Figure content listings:
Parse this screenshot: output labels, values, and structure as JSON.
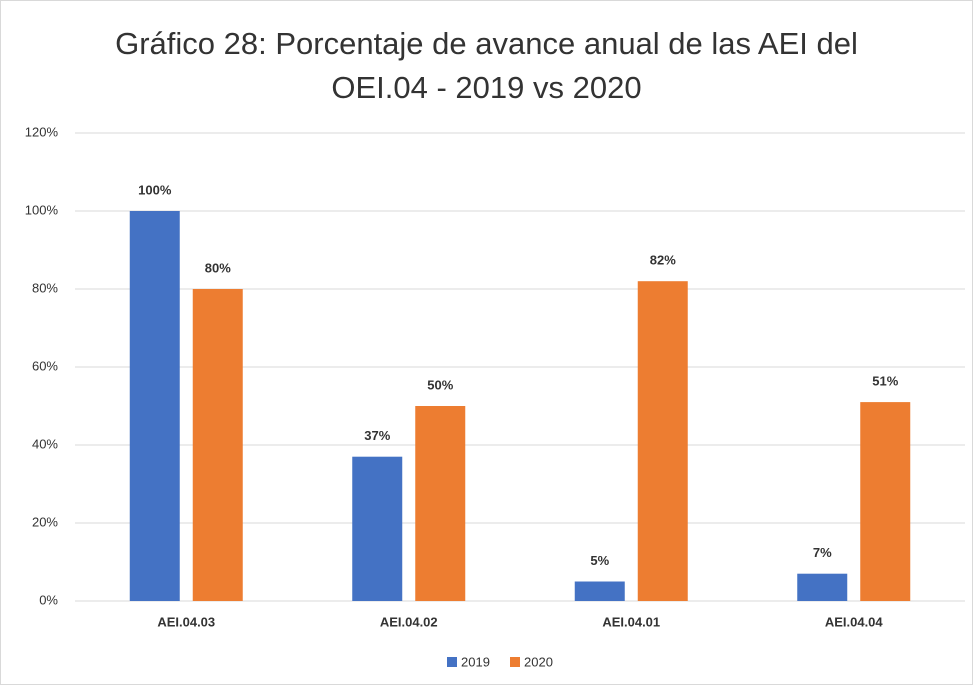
{
  "chart_data": {
    "type": "bar",
    "title": "Gráfico 28: Porcentaje de avance anual de las AEI del OEI.04 - 2019 vs 2020",
    "categories": [
      "AEI.04.03",
      "AEI.04.02",
      "AEI.04.01",
      "AEI.04.04"
    ],
    "series": [
      {
        "name": "2019",
        "color": "#4472c4",
        "values": [
          100,
          37,
          5,
          7
        ],
        "value_labels": [
          "100%",
          "37%",
          "5%",
          "7%"
        ]
      },
      {
        "name": "2020",
        "color": "#ed7d31",
        "values": [
          80,
          50,
          82,
          51
        ],
        "value_labels": [
          "80%",
          "50%",
          "82%",
          "51%"
        ]
      }
    ],
    "ylim": [
      0,
      120
    ],
    "yticks": [
      {
        "value": 0,
        "label": "0%"
      },
      {
        "value": 20,
        "label": "20%"
      },
      {
        "value": 40,
        "label": "40%"
      },
      {
        "value": 60,
        "label": "60%"
      },
      {
        "value": 80,
        "label": "80%"
      },
      {
        "value": 100,
        "label": "100%"
      },
      {
        "value": 120,
        "label": "120%"
      }
    ],
    "grid": true,
    "legend": "bottom"
  }
}
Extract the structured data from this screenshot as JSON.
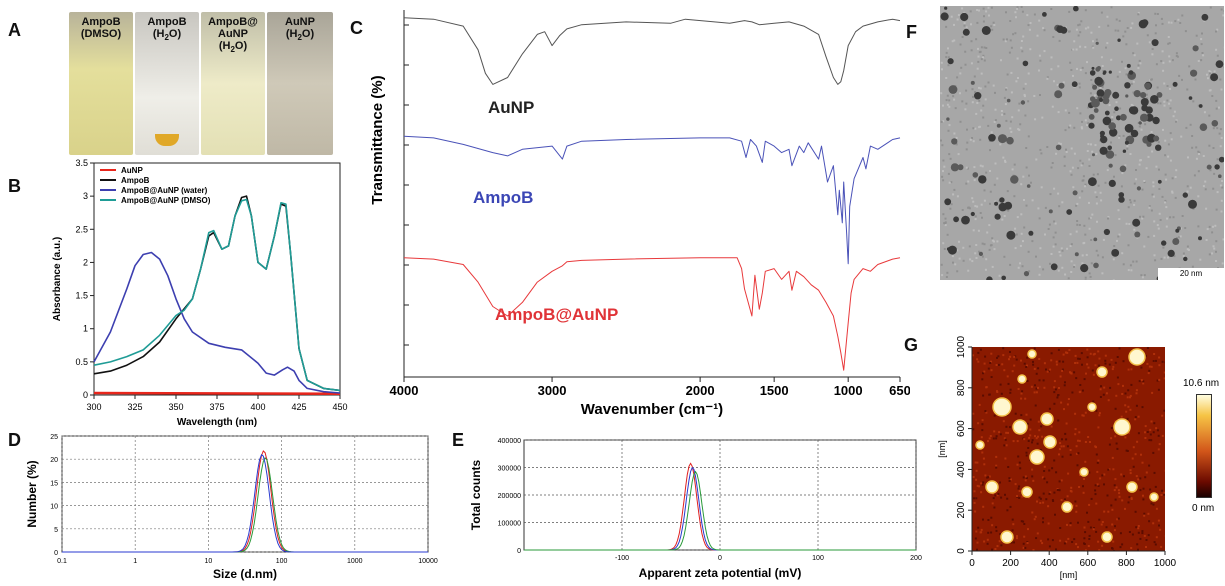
{
  "panels": {
    "A": {
      "letter": "A",
      "vials": [
        {
          "label": "AmpoB\n(DMSO)",
          "color": "#e7e3a6"
        },
        {
          "label": "AmpoB\n(H₂O)",
          "color": "#e6e4dc"
        },
        {
          "label": "AmpoB@\nAuNP\n(H₂O)",
          "color": "#ebe8c9"
        },
        {
          "label": "AuNP\n(H₂O)",
          "color": "#c9c3b5"
        }
      ]
    },
    "B": {
      "letter": "B"
    },
    "C": {
      "letter": "C"
    },
    "D": {
      "letter": "D"
    },
    "E": {
      "letter": "E"
    },
    "F": {
      "letter": "F",
      "scalebar": "20 nm"
    },
    "G": {
      "letter": "G",
      "colorbar_max": "10.6 nm",
      "colorbar_min": "0 nm"
    }
  },
  "chart_data": [
    {
      "id": "B",
      "type": "line",
      "xlabel": "Wavelength (nm)",
      "ylabel": "Absorbance (a.u.)",
      "xlim": [
        300,
        450
      ],
      "ylim": [
        0,
        3.5
      ],
      "xticks": [
        300,
        325,
        350,
        375,
        400,
        425,
        450
      ],
      "yticks": [
        0,
        0.5,
        1,
        1.5,
        2,
        2.5,
        3,
        3.5
      ],
      "legend": "top-left",
      "series": [
        {
          "name": "AuNP",
          "color": "#e8261c",
          "x": [
            300,
            450
          ],
          "y": [
            0.03,
            0.02
          ]
        },
        {
          "name": "AmpoB",
          "color": "#111111",
          "x": [
            300,
            310,
            320,
            330,
            340,
            350,
            355,
            360,
            365,
            370,
            373,
            378,
            382,
            386,
            390,
            393,
            396,
            400,
            405,
            410,
            414,
            417,
            420,
            425,
            430,
            440,
            450
          ],
          "y": [
            0.32,
            0.36,
            0.45,
            0.58,
            0.8,
            1.15,
            1.3,
            1.45,
            1.9,
            2.4,
            2.45,
            2.2,
            2.25,
            2.7,
            2.98,
            3.0,
            2.7,
            2.0,
            1.9,
            2.4,
            2.88,
            2.85,
            2.1,
            0.7,
            0.22,
            0.1,
            0.07
          ]
        },
        {
          "name": "AmpoB@AuNP (water)",
          "color": "#3d3fb0",
          "x": [
            300,
            310,
            320,
            325,
            330,
            335,
            340,
            345,
            350,
            355,
            360,
            370,
            380,
            390,
            400,
            405,
            410,
            415,
            418,
            422,
            425,
            430,
            440,
            450
          ],
          "y": [
            0.5,
            0.95,
            1.6,
            1.95,
            2.12,
            2.15,
            2.05,
            1.8,
            1.45,
            1.15,
            0.95,
            0.78,
            0.72,
            0.68,
            0.48,
            0.33,
            0.3,
            0.38,
            0.42,
            0.36,
            0.22,
            0.1,
            0.05,
            0.03
          ]
        },
        {
          "name": "AmpoB@AuNP (DMSO)",
          "color": "#1f9c96",
          "x": [
            300,
            310,
            320,
            330,
            340,
            350,
            355,
            360,
            365,
            370,
            373,
            378,
            382,
            386,
            390,
            393,
            396,
            400,
            405,
            410,
            414,
            417,
            420,
            425,
            430,
            440,
            450
          ],
          "y": [
            0.45,
            0.5,
            0.58,
            0.68,
            0.9,
            1.2,
            1.28,
            1.45,
            1.9,
            2.45,
            2.48,
            2.2,
            2.25,
            2.7,
            2.93,
            2.95,
            2.7,
            2.0,
            1.9,
            2.4,
            2.9,
            2.88,
            2.1,
            0.7,
            0.22,
            0.1,
            0.07
          ]
        }
      ]
    },
    {
      "id": "C",
      "type": "line",
      "xlabel": "Wavenumber (cm⁻¹)",
      "ylabel": "Transmittance (%)",
      "xlim": [
        4000,
        650
      ],
      "xticks": [
        4000,
        3000,
        2000,
        1500,
        1000,
        650
      ],
      "series": [
        {
          "name": "AuNP",
          "color": "#555555",
          "label_color": "#222222",
          "x": [
            4000,
            3800,
            3600,
            3500,
            3450,
            3400,
            3300,
            3200,
            3100,
            3050,
            3000,
            2950,
            2900,
            2800,
            2500,
            2200,
            2100,
            1800,
            1700,
            1650,
            1600,
            1500,
            1400,
            1300,
            1200,
            1150,
            1100,
            1070,
            1050,
            1030,
            1000,
            950,
            900,
            800,
            700,
            650
          ],
          "y": [
            98,
            97,
            92,
            75,
            58,
            50,
            55,
            72,
            86,
            88,
            78,
            85,
            90,
            93,
            95,
            94,
            97,
            94,
            96,
            95,
            93,
            94,
            95,
            92,
            86,
            70,
            55,
            50,
            52,
            60,
            78,
            88,
            92,
            95,
            97,
            96
          ]
        },
        {
          "name": "AmpoB",
          "color": "#4a52b8",
          "label_color": "#3b46b5",
          "x": [
            4000,
            3800,
            3600,
            3400,
            3300,
            3200,
            3000,
            2930,
            2900,
            2800,
            2500,
            2000,
            1800,
            1720,
            1690,
            1660,
            1620,
            1580,
            1560,
            1500,
            1450,
            1400,
            1380,
            1330,
            1300,
            1270,
            1200,
            1180,
            1140,
            1100,
            1070,
            1060,
            1040,
            1030,
            1010,
            1000,
            990,
            960,
            900,
            880,
            850,
            800,
            700,
            650
          ],
          "y": [
            98,
            97,
            93,
            88,
            86,
            90,
            92,
            84,
            92,
            95,
            96,
            97,
            97,
            95,
            85,
            96,
            92,
            82,
            95,
            92,
            88,
            90,
            80,
            92,
            88,
            94,
            84,
            92,
            70,
            80,
            50,
            65,
            45,
            70,
            38,
            20,
            55,
            72,
            85,
            78,
            92,
            90,
            96,
            97
          ]
        },
        {
          "name": "AmpoB@AuNP",
          "color": "#e8393b",
          "label_color": "#e03337",
          "x": [
            4000,
            3800,
            3600,
            3500,
            3400,
            3300,
            3200,
            3100,
            3000,
            2930,
            2900,
            2800,
            2500,
            2000,
            1750,
            1720,
            1700,
            1650,
            1630,
            1600,
            1580,
            1560,
            1500,
            1450,
            1400,
            1380,
            1350,
            1300,
            1250,
            1200,
            1150,
            1100,
            1070,
            1050,
            1030,
            1000,
            980,
            960,
            900,
            850,
            800,
            700,
            650
          ],
          "y": [
            98,
            97,
            93,
            80,
            62,
            55,
            65,
            80,
            88,
            92,
            95,
            96,
            97,
            98,
            98,
            90,
            75,
            55,
            85,
            60,
            72,
            88,
            90,
            82,
            88,
            74,
            88,
            84,
            78,
            74,
            65,
            55,
            40,
            28,
            15,
            50,
            72,
            82,
            90,
            88,
            93,
            97,
            98
          ]
        }
      ]
    },
    {
      "id": "D",
      "type": "line",
      "xlabel": "Size (d.nm)",
      "ylabel": "Number (%)",
      "xscale": "log",
      "xlim": [
        0.1,
        10000
      ],
      "ylim": [
        0,
        25
      ],
      "xticks": [
        0.1,
        1,
        10,
        100,
        1000,
        10000
      ],
      "xticklabels": [
        "0.1",
        "1",
        "10",
        "100",
        "1000",
        "10000"
      ],
      "yticks": [
        0,
        5,
        10,
        15,
        20,
        25
      ],
      "grid": true,
      "series": [
        {
          "color": "#e02020",
          "peak": 57,
          "height": 21.8
        },
        {
          "color": "#2a9a3a",
          "peak": 60,
          "height": 20.3
        },
        {
          "color": "#2a3ad0",
          "peak": 54,
          "height": 21.0
        }
      ]
    },
    {
      "id": "E",
      "type": "line",
      "xlabel": "Apparent zeta potential (mV)",
      "ylabel": "Total counts",
      "xlim": [
        -200,
        200
      ],
      "ylim": [
        0,
        400000
      ],
      "xticks": [
        -100,
        0,
        100,
        200
      ],
      "yticks": [
        0,
        100000,
        200000,
        300000,
        400000
      ],
      "grid": true,
      "series": [
        {
          "color": "#e02020",
          "peak": -30,
          "height": 315000
        },
        {
          "color": "#2a3ad0",
          "peak": -28,
          "height": 300000
        },
        {
          "color": "#2a9a3a",
          "peak": -25,
          "height": 285000
        }
      ]
    },
    {
      "id": "G",
      "type": "heatmap",
      "xlabel": "[nm]",
      "ylabel": "[nm]",
      "xlim": [
        0,
        1000
      ],
      "ylim": [
        0,
        1000
      ],
      "xticks": [
        0,
        200,
        400,
        600,
        800,
        1000
      ],
      "yticks": [
        0,
        200,
        400,
        600,
        800,
        1000
      ]
    }
  ]
}
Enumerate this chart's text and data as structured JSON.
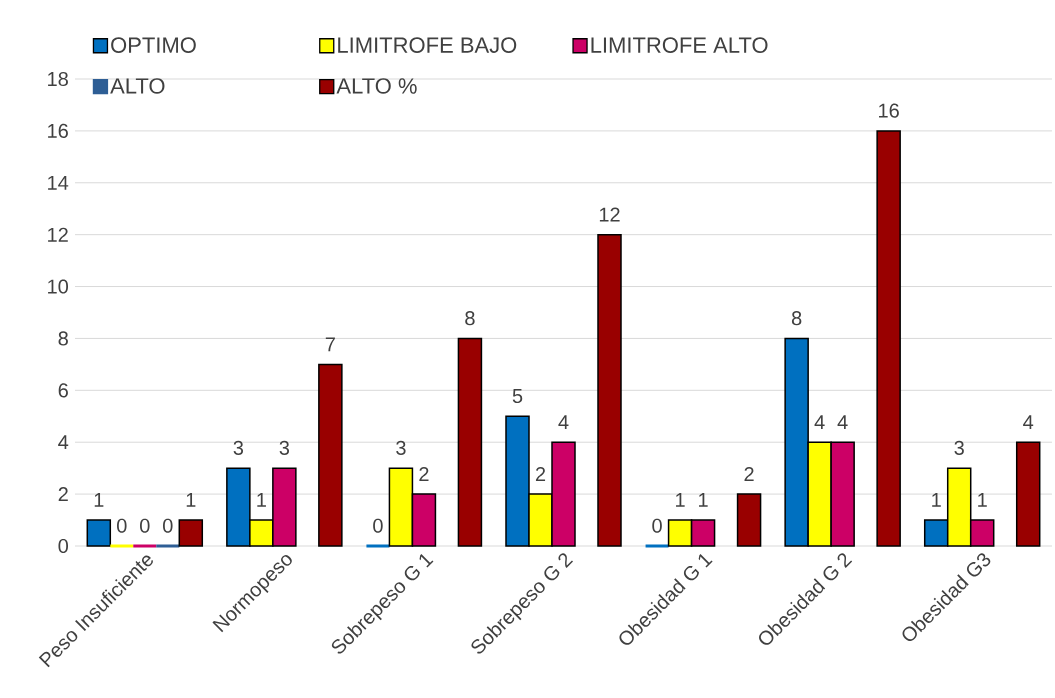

### WORK INSTRUCTIONS
Pull out all lines from the entries above that include the word "structured".

### RESPONSE TO THIS EXERCISE
Extract the structured data from this screenshot as JSON.
Enumerate this chart's text and data as structured JSON.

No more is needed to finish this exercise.